--- Provided text ---
Michael Linton's Bayeux Tapestry: 1066 - A Medieval Mosaic and Puzzles
Medieval Mosaic
THE
BATTLE ABBEY ROLL.
WITH SOME
ACCOUNT OF THE NORMAN LINEAGES.
IN THREE VOLUMES.—VOL. I
LONDON:
JOHN MURRAY, ALBEMARLE STREET.
1889.
LONDON:
PRINTED BY WILLIAM CLOWES AND SONS, LIMITED,
STAMFORD STREET AND CHARING CROSS.
This electronic edition
was prepared by
Michael A. Linton, 2007
www.1066.co.nz
"Willelmus Arcarius" held a barony in the hundred of Sunburne, in Hampshire. (Domesday.) This family took its name from the office it held under the Dukes of Normandy before the Conquest. Its derivation is rather uncertain, but a family of L'Archer, still flourishing in Brittany, bears the same three arrows that were borne by the English Archers, differenced in tincture. The latter claim as their ancestor Fulbert l'Archer, the father of Robert, to whom the Conqueror entrusted the charge of his son, afterwards Henry I. But Robert the tutor was the son of William (see Fitz William) and not of Fulbert, who is neither found in Domesday, nor in any list now extant of the Conqueror's companions. According to the habit of those times, Robert only took the name of Archer after his father's death, and was the undoubted progenitor of the Barons Archer.—Recherches sur le Domesday.
On his accession to the throne, Henry I. proved his gratitude to his former tutor by considerable grants of land; and Robert l'Archer added to these by marrying an heiress. His wife Sebit, the daughter of Henry de Villiers, sewer of the Earl of Warwick, brought him Umberslade in Warwickshire, which he transmitted to nineteen generations of his descendants in the male line. It was a regular and monotonous succession, unbroken by forfeiture or attainders, and unmarked by any violent transitions of fortune. His grandson was champion to Thomas Earl of Warwick, who by special grant conferred on him and his heirs, liberty to hunt and hawk in his demesne, paying twelve broad arrows and a couple of capons yearly at Whitsuntide as an acknowledgment. Thomas Archer served under John of Gaunt in the French wars; and was taken prisoner in 1373 while on a foraging expedition at Ouchy-le-Chateau near Soissons. His successor, again, was summoned in 1419, "as one that did bear ancient arms from his ancestors," to serve the King in person for the defence of the realm. Sir Simon Archer, sheriff of Warwickshire in 1627, a man of letters well versed in antiquarian lore, aided Sir William Dugdale in compiling his history of the county. Thomas, his son, was a colonel in the service of the parliament, and raised a troop of horse at his own expense; but, on discovering the ulterior designs of his leaders, threw up his commission and left England; remaining abroad till the Restoration. His grandson was created Lord Archer of Umberslade in 1747; but this title expired in 1778 with Andrew, second lord, who left three daughters and coheiresses; 1. Sarah, first Countess of Plymouth and then Countess Amherst; 2. Elizabeth, married to Christopher Musgrave, a cadet of the house of Eden Hall; and 3. Maria, married to Henry Howard of Corby. All, except Maria, left children.
--- Record excerpts ---
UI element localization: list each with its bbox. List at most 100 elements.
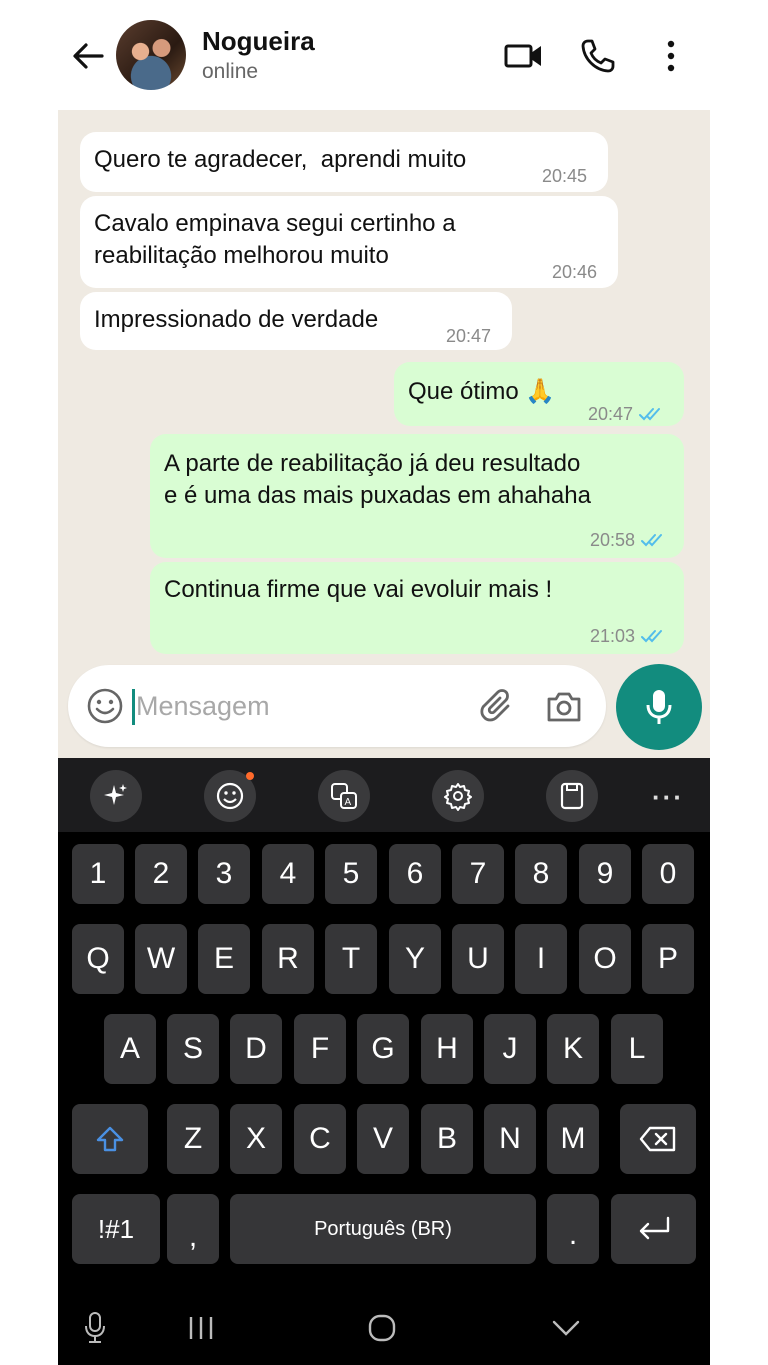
message-bubble-outgoing[interactable]: Que ótimo 🙏 20:47: [394, 362, 684, 426]
emoji-icon[interactable]: [204, 770, 256, 822]
key-d[interactable]: D: [230, 1014, 282, 1084]
key-1[interactable]: 1: [72, 844, 124, 904]
read-ticks-icon: [639, 399, 665, 431]
read-ticks-icon: [641, 621, 667, 653]
text-cursor: [132, 689, 135, 725]
key-q[interactable]: Q: [72, 924, 124, 994]
hide-keyboard-icon[interactable]: [548, 1310, 584, 1346]
key-u[interactable]: U: [452, 924, 504, 994]
key-y[interactable]: Y: [389, 924, 441, 994]
message-bubble-incoming[interactable]: Cavalo empinava segui certinho a reabili…: [80, 196, 618, 288]
key-r[interactable]: R: [262, 924, 314, 994]
comma-key[interactable]: ,: [167, 1194, 219, 1264]
chat-header: Nogueira online: [0, 0, 768, 110]
message-time: 21:03: [590, 620, 667, 653]
message-time: 20:45: [542, 166, 588, 186]
svg-text:A: A: [345, 797, 352, 808]
key-e[interactable]: E: [198, 924, 250, 994]
more-vert-icon[interactable]: [656, 36, 686, 76]
period-key[interactable]: .: [547, 1194, 599, 1264]
key-w[interactable]: W: [135, 924, 187, 994]
phone-icon[interactable]: [578, 36, 618, 76]
message-bubble-incoming[interactable]: Impressionado de verdade 20:47: [80, 292, 512, 350]
message-text: Impressionado de verdade: [94, 306, 379, 333]
settings-icon[interactable]: [432, 770, 484, 822]
enter-key[interactable]: [611, 1194, 696, 1264]
clipboard-icon[interactable]: [546, 770, 598, 822]
backspace-key[interactable]: [620, 1104, 696, 1174]
key-2[interactable]: 2: [135, 844, 187, 904]
notification-dot: [246, 772, 254, 780]
message-text: A parte de reabilitação já deu resultado…: [164, 450, 591, 509]
key-m[interactable]: M: [547, 1104, 599, 1174]
key-t[interactable]: T: [325, 924, 377, 994]
message-bubble-incoming[interactable]: Quero te agradecer, aprendi muito 20:45: [80, 132, 608, 192]
on-screen-keyboard: A ··· 1 2 3 4 5 6 7 8 9 0 Q W E R T Y U …: [58, 758, 710, 1365]
key-o[interactable]: O: [579, 924, 631, 994]
message-list[interactable]: Quero te agradecer, aprendi muito 20:45 …: [58, 110, 710, 758]
key-p[interactable]: P: [642, 924, 694, 994]
key-j[interactable]: J: [484, 1014, 536, 1084]
key-g[interactable]: G: [357, 1014, 409, 1084]
key-4[interactable]: 4: [262, 844, 314, 904]
message-bubble-outgoing[interactable]: Continua firme que vai evoluir mais ! 21…: [150, 562, 684, 654]
message-time: 20:47: [446, 326, 492, 346]
video-call-icon[interactable]: [502, 36, 546, 76]
symbols-key[interactable]: !#1: [72, 1194, 160, 1264]
message-text: Quero te agradecer, aprendi muito: [94, 146, 467, 173]
shift-key[interactable]: [72, 1104, 148, 1174]
keyboard-toolbar: A ···: [58, 758, 710, 832]
message-time-value: 20:58: [590, 530, 636, 550]
key-h[interactable]: H: [421, 1014, 473, 1084]
back-arrow-icon[interactable]: [68, 36, 108, 76]
message-time-value: 20:47: [588, 404, 634, 424]
message-text: Que ótimo 🙏: [408, 378, 556, 405]
key-f[interactable]: F: [294, 1014, 346, 1084]
key-s[interactable]: S: [167, 1014, 219, 1084]
key-i[interactable]: I: [515, 924, 567, 994]
system-navigation-bar: [58, 1290, 710, 1365]
home-icon[interactable]: [364, 1310, 400, 1346]
key-z[interactable]: Z: [167, 1104, 219, 1174]
message-input[interactable]: [136, 683, 466, 729]
key-b[interactable]: B: [421, 1104, 473, 1174]
message-composer: [68, 665, 606, 747]
key-k[interactable]: K: [547, 1014, 599, 1084]
emoji-icon[interactable]: [86, 687, 124, 725]
mic-icon: [646, 690, 672, 724]
key-v[interactable]: V: [357, 1104, 409, 1174]
message-text: Continua firme que vai evoluir mais !: [164, 576, 553, 603]
key-8[interactable]: 8: [515, 844, 567, 904]
translate-icon[interactable]: A: [318, 770, 370, 822]
contact-name[interactable]: Nogueira: [202, 26, 315, 57]
key-a[interactable]: A: [104, 1014, 156, 1084]
key-7[interactable]: 7: [452, 844, 504, 904]
key-6[interactable]: 6: [389, 844, 441, 904]
space-key[interactable]: Português (BR): [230, 1194, 536, 1264]
message-time: 20:47: [588, 398, 665, 431]
read-ticks-icon: [641, 525, 667, 557]
ai-sparkle-icon[interactable]: [90, 770, 142, 822]
recents-icon[interactable]: [186, 1310, 216, 1346]
key-x[interactable]: X: [230, 1104, 282, 1174]
key-9[interactable]: 9: [579, 844, 631, 904]
key-c[interactable]: C: [294, 1104, 346, 1174]
keyboard-mic-icon[interactable]: [80, 1310, 110, 1346]
message-time: 20:46: [552, 262, 598, 282]
key-n[interactable]: N: [484, 1104, 536, 1174]
message-time: 20:58: [590, 524, 667, 557]
key-5[interactable]: 5: [325, 844, 377, 904]
message-time-value: 21:03: [590, 626, 636, 646]
voice-message-button[interactable]: [616, 664, 702, 750]
contact-status: online: [202, 60, 259, 83]
attach-icon[interactable]: [478, 687, 518, 727]
camera-icon[interactable]: [544, 687, 584, 727]
more-horizontal-icon[interactable]: ···: [652, 782, 684, 813]
contact-avatar[interactable]: [116, 20, 186, 90]
message-text: Cavalo empinava segui certinho a reabili…: [94, 210, 456, 269]
enter-icon: [639, 1216, 669, 1240]
key-0[interactable]: 0: [642, 844, 694, 904]
key-3[interactable]: 3: [198, 844, 250, 904]
key-l[interactable]: L: [611, 1014, 663, 1084]
message-bubble-outgoing[interactable]: A parte de reabilitação já deu resultado…: [150, 434, 684, 558]
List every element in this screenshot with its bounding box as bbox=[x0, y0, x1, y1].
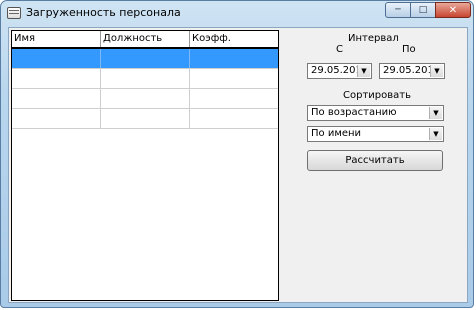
date-from-picker[interactable]: 29.05.2011 ▼ bbox=[307, 63, 372, 79]
maximize-button[interactable]: □ bbox=[410, 2, 436, 18]
from-label: С bbox=[336, 44, 343, 55]
sort-by-select[interactable]: По имени ▼ bbox=[307, 126, 444, 142]
table-cell[interactable] bbox=[101, 49, 190, 68]
table-cell[interactable] bbox=[12, 109, 101, 128]
table-cell[interactable] bbox=[12, 49, 101, 68]
table-row[interactable] bbox=[12, 69, 278, 89]
staff-grid[interactable]: Имя Должность Коэфф. bbox=[11, 30, 279, 301]
sort-label: Сортировать bbox=[343, 90, 411, 101]
window-title: Загруженность персонала bbox=[26, 6, 181, 19]
calculate-button[interactable]: Рассчитать bbox=[307, 150, 443, 171]
table-cell[interactable] bbox=[101, 109, 190, 128]
sort-by-value: По имени bbox=[311, 128, 362, 139]
table-cell[interactable] bbox=[101, 89, 190, 108]
table-cell[interactable] bbox=[101, 69, 190, 88]
chevron-down-icon[interactable]: ▼ bbox=[429, 107, 442, 119]
table-cell[interactable] bbox=[190, 69, 278, 88]
close-button[interactable]: ✕ bbox=[435, 2, 471, 18]
column-header-position[interactable]: Должность bbox=[101, 31, 190, 47]
interval-label: Интервал bbox=[348, 33, 399, 44]
grid-header: Имя Должность Коэфф. bbox=[12, 31, 278, 49]
minimize-icon: ─ bbox=[395, 5, 401, 15]
table-cell[interactable] bbox=[190, 49, 278, 68]
sort-order-value: По возрастанию bbox=[311, 107, 397, 118]
table-cell[interactable] bbox=[12, 69, 101, 88]
table-row[interactable] bbox=[12, 49, 278, 69]
column-header-coefficient[interactable]: Коэфф. bbox=[190, 31, 278, 47]
title-bar[interactable]: Загруженность персонала ─ □ ✕ bbox=[1, 1, 473, 27]
date-to-picker[interactable]: 29.05.2011 ▼ bbox=[379, 63, 445, 79]
column-header-name[interactable]: Имя bbox=[12, 31, 101, 47]
close-icon: ✕ bbox=[448, 4, 458, 16]
table-cell[interactable] bbox=[12, 89, 101, 108]
chevron-down-icon[interactable]: ▼ bbox=[430, 65, 443, 77]
chevron-down-icon[interactable]: ▼ bbox=[429, 128, 442, 140]
sort-order-select[interactable]: По возрастанию ▼ bbox=[307, 105, 444, 121]
table-row[interactable] bbox=[12, 89, 278, 109]
maximize-icon: □ bbox=[418, 5, 428, 15]
table-cell[interactable] bbox=[190, 89, 278, 108]
client-area: Имя Должность Коэфф. Интервал С По 29.05… bbox=[8, 27, 468, 303]
chevron-down-icon[interactable]: ▼ bbox=[357, 65, 370, 77]
table-row[interactable] bbox=[12, 109, 278, 129]
to-label: По bbox=[402, 44, 416, 55]
app-window-icon bbox=[7, 7, 21, 19]
minimize-button[interactable]: ─ bbox=[385, 2, 411, 18]
table-cell[interactable] bbox=[190, 109, 278, 128]
main-window: Загруженность персонала ─ □ ✕ Имя Должно… bbox=[0, 0, 474, 308]
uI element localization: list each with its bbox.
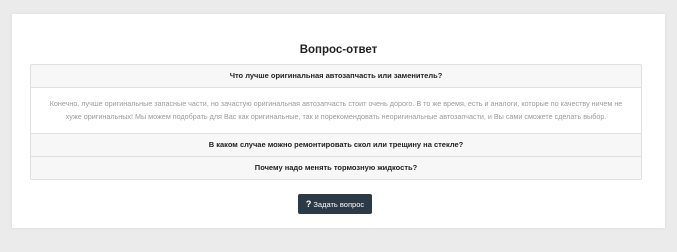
- faq-item: В каком случае можно ремонтировать скол …: [31, 133, 641, 156]
- faq-item: Почему надо менять тормозную жидкость?: [31, 156, 641, 179]
- faq-accordion: Что лучше оригинальная автозапчасть или …: [30, 64, 642, 180]
- question-icon: ?: [305, 199, 312, 209]
- page-title: Вопрос-ответ: [299, 44, 378, 56]
- faq-answer: Конечно, лучше оригинальные запасные час…: [31, 87, 641, 133]
- faq-item: Что лучше оригинальная автозапчасть или …: [31, 65, 641, 133]
- ask-question-label: Задать вопрос: [313, 199, 365, 209]
- faq-question[interactable]: Что лучше оригинальная автозапчасть или …: [31, 65, 641, 87]
- faq-question[interactable]: Почему надо менять тормозную жидкость?: [31, 157, 641, 179]
- faq-card: Вопрос-ответ Что лучше оригинальная авто…: [12, 14, 665, 228]
- ask-question-button[interactable]: ? Задать вопрос: [298, 194, 372, 214]
- faq-question[interactable]: В каком случае можно ремонтировать скол …: [31, 134, 641, 156]
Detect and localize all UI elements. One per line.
---
- [Written problem A]
Answer these from the Archer family entry:
(i) In which hundred and county did "Willelmus Arcarius" hold a barony?
(ii) Whose daughter was Sebit, the wife of Robert l'Archer?
(iii) In what year was the title Lord Archer of Umberslade created?
- [Written problem B]
Go on with the Archer family entry, starting after its last sentence.
The records are separate material and have nothing to do with the Archer family entry.

- [Written reply A]
(i) The hundred of Sunburne, in Hampshire.
(ii) Henry de Villiers, sewer of the Earl of Warwick.
(iii) 1747.

- [Written reply B]
Sir Bernard Burke claims a descent from this house, for an Irish family of the name, "settled at a very remote period, in Kilkenny," and now resident at Mount John, Wicklow. The Cornish Archers (one of whom represented Helston in parliament, temp. Henry VI.), bear totally different arms.
Another family, the Sherburnes of Stonyhurst in Lancashire, claimed descent from "a grandson of Geoffrey L'Arbalestrier (or Galfridus Balistrarius) named Robert de Shyrburne, to whom, temp. Richard I., John Earl of Morton, gave six carucates of land in Haconsall and Preesall. Robert had the manor of Hameldon by gift of his grandfather, and survived to 45 Hen. II."—Bain's Lancashire. His grandson and namesake was Seneschal of Wiswall and Blackburnshire, having married the co-heiress of Wiswall; and his great-grandson attended Edward I. to the siege of Calais. Sir Nicholas Sherborne, who was created a baronet in 1685, was the last of the family. His son only lived to be nine years old, and his daughter, who was the wife of Thomas, eighth Duke of Norfolk, had no children[24] On her death in 1754, the estate reverted to the son of her aunt Elizabeth, Humphrey Weld of Lulworth Castle; and in 1794 Stonyhurst was leased to the Jesuit Fathers that had been expelled from Liege by the proscriptions of the French Revolution, and became a great Roman Catholic college. "The venerable house, which stands on an eminence, commanding extensive views of Calderbottom and Ribblesdale, yet screened from the north by the vast bulk of Longridge, was probably begun by Sir Richard Sherburne, who died 1594, and finished by his son, as the arms of both, with their cyphers and the date 1596, appear on the drawing-room chimney-piece. The domestic chapel was, according to the custom of our old mansions, above the gateway, till within memory, when a spacious and handsome oratory was fitted up, which, together with the size and general disposition of the apartments, rendered the whole easily convertible to the purpose to which it has been munificently devoted by the owner—a large Catholic seminary."—Whitaker.
Stoke-Archer, in Gloucestershire, takes its name from a family that held it by serjeancy, and ended with Geoffrey le Archer in 1350. His daughter and eventual heiress, Joan, had two husbands; the second, who married her when she was "the elderly and wealthy widow of Sir Thomas de Berkeley," was Sir William Whittington of Pauntley, the father of the famous Dick Whittington, who became Lord Mayor of London.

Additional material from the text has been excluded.